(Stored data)
====
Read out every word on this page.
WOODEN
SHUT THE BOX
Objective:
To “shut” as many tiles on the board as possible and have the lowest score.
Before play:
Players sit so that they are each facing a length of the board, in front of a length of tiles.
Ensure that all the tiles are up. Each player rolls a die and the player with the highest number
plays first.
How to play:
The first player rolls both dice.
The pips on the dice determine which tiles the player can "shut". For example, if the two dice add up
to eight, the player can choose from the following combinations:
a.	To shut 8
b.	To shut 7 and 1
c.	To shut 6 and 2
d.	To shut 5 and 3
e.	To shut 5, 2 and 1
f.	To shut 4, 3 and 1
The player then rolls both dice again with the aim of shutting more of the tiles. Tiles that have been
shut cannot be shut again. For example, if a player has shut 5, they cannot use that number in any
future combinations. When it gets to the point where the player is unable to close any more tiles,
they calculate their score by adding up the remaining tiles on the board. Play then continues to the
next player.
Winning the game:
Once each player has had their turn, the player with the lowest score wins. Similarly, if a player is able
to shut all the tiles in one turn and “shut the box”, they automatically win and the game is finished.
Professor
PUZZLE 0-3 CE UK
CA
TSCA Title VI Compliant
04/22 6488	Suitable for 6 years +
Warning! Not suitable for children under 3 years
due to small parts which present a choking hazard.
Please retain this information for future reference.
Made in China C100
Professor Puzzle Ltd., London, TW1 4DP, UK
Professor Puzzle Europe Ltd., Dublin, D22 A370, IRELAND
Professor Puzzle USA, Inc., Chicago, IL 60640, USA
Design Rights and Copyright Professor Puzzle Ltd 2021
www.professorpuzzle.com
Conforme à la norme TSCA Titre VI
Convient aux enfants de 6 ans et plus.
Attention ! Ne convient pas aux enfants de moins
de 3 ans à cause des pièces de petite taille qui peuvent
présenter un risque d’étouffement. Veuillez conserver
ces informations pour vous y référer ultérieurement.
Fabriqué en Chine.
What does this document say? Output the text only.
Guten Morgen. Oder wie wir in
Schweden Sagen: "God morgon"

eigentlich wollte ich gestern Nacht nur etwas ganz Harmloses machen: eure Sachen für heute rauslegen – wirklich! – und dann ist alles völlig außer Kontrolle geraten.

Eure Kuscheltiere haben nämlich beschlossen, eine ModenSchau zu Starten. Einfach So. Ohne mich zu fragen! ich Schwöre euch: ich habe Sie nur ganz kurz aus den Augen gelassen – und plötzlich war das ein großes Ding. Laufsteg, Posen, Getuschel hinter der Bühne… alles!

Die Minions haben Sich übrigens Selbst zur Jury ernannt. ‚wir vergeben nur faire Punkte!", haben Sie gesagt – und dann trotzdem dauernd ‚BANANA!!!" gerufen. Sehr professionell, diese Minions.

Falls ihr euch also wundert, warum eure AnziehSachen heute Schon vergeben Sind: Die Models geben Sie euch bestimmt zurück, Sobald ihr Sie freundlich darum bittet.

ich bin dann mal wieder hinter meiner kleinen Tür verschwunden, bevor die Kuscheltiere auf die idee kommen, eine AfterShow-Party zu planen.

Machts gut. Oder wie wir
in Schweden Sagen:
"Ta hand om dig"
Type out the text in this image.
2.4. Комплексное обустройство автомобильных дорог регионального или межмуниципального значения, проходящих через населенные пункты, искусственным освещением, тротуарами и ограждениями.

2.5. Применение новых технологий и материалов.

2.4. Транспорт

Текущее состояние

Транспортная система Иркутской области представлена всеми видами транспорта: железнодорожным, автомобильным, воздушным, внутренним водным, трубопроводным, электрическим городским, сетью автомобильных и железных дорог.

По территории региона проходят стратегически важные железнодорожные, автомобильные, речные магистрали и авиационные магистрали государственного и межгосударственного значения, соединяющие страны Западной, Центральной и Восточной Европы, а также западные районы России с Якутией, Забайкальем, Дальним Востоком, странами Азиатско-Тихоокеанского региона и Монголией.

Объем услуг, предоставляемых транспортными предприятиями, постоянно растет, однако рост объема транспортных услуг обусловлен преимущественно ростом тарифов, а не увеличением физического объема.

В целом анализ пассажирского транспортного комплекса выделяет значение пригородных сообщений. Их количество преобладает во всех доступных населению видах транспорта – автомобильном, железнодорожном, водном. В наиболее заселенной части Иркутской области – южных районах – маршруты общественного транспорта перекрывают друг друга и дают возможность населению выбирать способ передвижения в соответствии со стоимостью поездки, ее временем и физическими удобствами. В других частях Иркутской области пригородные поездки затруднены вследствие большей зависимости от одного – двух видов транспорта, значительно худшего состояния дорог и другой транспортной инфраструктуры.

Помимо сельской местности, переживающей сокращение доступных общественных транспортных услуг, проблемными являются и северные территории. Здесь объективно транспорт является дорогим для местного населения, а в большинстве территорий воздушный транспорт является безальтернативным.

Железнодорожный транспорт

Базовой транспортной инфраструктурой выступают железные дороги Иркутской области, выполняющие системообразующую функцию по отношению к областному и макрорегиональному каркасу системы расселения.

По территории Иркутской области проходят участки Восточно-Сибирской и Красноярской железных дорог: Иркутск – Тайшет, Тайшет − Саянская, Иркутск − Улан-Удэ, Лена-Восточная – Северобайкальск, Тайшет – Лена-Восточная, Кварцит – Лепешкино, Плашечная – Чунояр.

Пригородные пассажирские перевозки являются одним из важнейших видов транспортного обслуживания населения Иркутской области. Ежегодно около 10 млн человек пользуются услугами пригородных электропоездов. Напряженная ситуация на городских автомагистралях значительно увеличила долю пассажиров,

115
====
Set task >>
Every entry must be output again, exactly as written above.

Problem solution >>
Read out every word on this page.
WOODEN
SHUT THE BOX
Objective:
To “shut” as many tiles on the board as possible and have the lowest score.
Before play:
Players sit so that they are each facing a length of the board, in front of a length of tiles.
Ensure that all the tiles are up. Each player rolls a die and the player with the highest number
plays first.
How to play:
The first player rolls both dice.
The pips on the dice determine which tiles the player can "shut". For example, if the two dice add up
to eight, the player can choose from the following combinations:
a.	To shut 8
b.	To shut 7 and 1
c.	To shut 6 and 2
d.	To shut 5 and 3
e.	To shut 5, 2 and 1
f.	To shut 4, 3 and 1
The player then rolls both dice again with the aim of shutting more of the tiles. Tiles that have been
shut cannot be shut again. For example, if a player has shut 5, they cannot use that number in any
future combinations. When it gets to the point where the player is unable to close any more tiles,
they calculate their score by adding up the remaining tiles on the board. Play then continues to the
next player.
Winning the game:
Once each player has had their turn, the player with the lowest score wins. Similarly, if a player is able
to shut all the tiles in one turn and “shut the box”, they automatically win and the game is finished.
Professor
PUZZLE 0-3 CE UK
CA
TSCA Title VI Compliant
04/22 6488	Suitable for 6 years +
Warning! Not suitable for children under 3 years
due to small parts which present a choking hazard.
Please retain this information for future reference.
Made in China C100
Professor Puzzle Ltd., London, TW1 4DP, UK
Professor Puzzle Europe Ltd., Dublin, D22 A370, IRELAND
Professor Puzzle USA, Inc., Chicago, IL 60640, USA
Design Rights and Copyright Professor Puzzle Ltd 2021
www.professorpuzzle.com
Conforme à la norme TSCA Titre VI
Convient aux enfants de 6 ans et plus.
Attention ! Ne convient pas aux enfants de moins
de 3 ans à cause des pièces de petite taille qui peuvent
présenter un risque d’étouffement. Veuillez conserver
ces informations pour vous y référer ultérieurement.
Fabriqué en Chine.
What does this document say? Output the text only.
Guten Morgen. Oder wie wir in
Schweden Sagen: "God morgon"

eigentlich wollte ich gestern Nacht nur etwas ganz Harmloses machen: eure Sachen für heute rauslegen – wirklich! – und dann ist alles völlig außer Kontrolle geraten.

Eure Kuscheltiere haben nämlich beschlossen, eine ModenSchau zu Starten. Einfach So. Ohne mich zu fragen! ich Schwöre euch: ich habe Sie nur ganz kurz aus den Augen gelassen – und plötzlich war das ein großes Ding. Laufsteg, Posen, Getuschel hinter der Bühne… alles!

Die Minions haben Sich übrigens Selbst zur Jury ernannt. ‚wir vergeben nur faire Punkte!", haben Sie gesagt – und dann trotzdem dauernd ‚BANANA!!!" gerufen. Sehr professionell, diese Minions.

Falls ihr euch also wundert, warum eure AnziehSachen heute Schon vergeben Sind: Die Models geben Sie euch bestimmt zurück, Sobald ihr Sie freundlich darum bittet.

ich bin dann mal wieder hinter meiner kleinen Tür verschwunden, bevor die Kuscheltiere auf die idee kommen, eine AfterShow-Party zu planen.

Machts gut. Oder wie wir
in Schweden Sagen:
"Ta hand om dig"
Type out the text in this image.
2.4. Комплексное обустройство автомобильных дорог регионального или межмуниципального значения, проходящих через населенные пункты, искусственным освещением, тротуарами и ограждениями.

2.5. Применение новых технологий и материалов.

2.4. Транспорт

Текущее состояние

Транспортная система Иркутской области представлена всеми видами транспорта: железнодорожным, автомобильным, воздушным, внутренним водным, трубопроводным, электрическим городским, сетью автомобильных и железных дорог.

По территории региона проходят стратегически важные железнодорожные, автомобильные, речные магистрали и авиационные магистрали государственного и межгосударственного значения, соединяющие страны Западной, Центральной и Восточной Европы, а также западные районы России с Якутией, Забайкальем, Дальним Востоком, странами Азиатско-Тихоокеанского региона и Монголией.

Объем услуг, предоставляемых транспортными предприятиями, постоянно растет, однако рост объема транспортных услуг обусловлен преимущественно ростом тарифов, а не увеличением физического объема.

В целом анализ пассажирского транспортного комплекса выделяет значение пригородных сообщений. Их количество преобладает во всех доступных населению видах транспорта – автомобильном, железнодорожном, водном. В наиболее заселенной части Иркутской области – южных районах – маршруты общественного транспорта перекрывают друг друга и дают возможность населению выбирать способ передвижения в соответствии со стоимостью поездки, ее временем и физическими удобствами. В других частях Иркутской области пригородные поездки затруднены вследствие большей зависимости от одного – двух видов транспорта, значительно худшего состояния дорог и другой транспортной инфраструктуры.

Помимо сельской местности, переживающей сокращение доступных общественных транспортных услуг, проблемными являются и северные территории. Здесь объективно транспорт является дорогим для местного населения, а в большинстве территорий воздушный транспорт является безальтернативным.

Железнодорожный транспорт

Базовой транспортной инфраструктурой выступают железные дороги Иркутской области, выполняющие системообразующую функцию по отношению к областному и макрорегиональному каркасу системы расселения.

По территории Иркутской области проходят участки Восточно-Сибирской и Красноярской железных дорог: Иркутск – Тайшет, Тайшет − Саянская, Иркутск − Улан-Удэ, Лена-Восточная – Северобайкальск, Тайшет – Лена-Восточная, Кварцит – Лепешкино, Плашечная – Чунояр.

Пригородные пассажирские перевозки являются одним из важнейших видов транспортного обслуживания населения Иркутской области. Ежегодно около 10 млн человек пользуются услугами пригородных электропоездов. Напряженная ситуация на городских автомагистралях значительно увеличила долю пассажиров,

115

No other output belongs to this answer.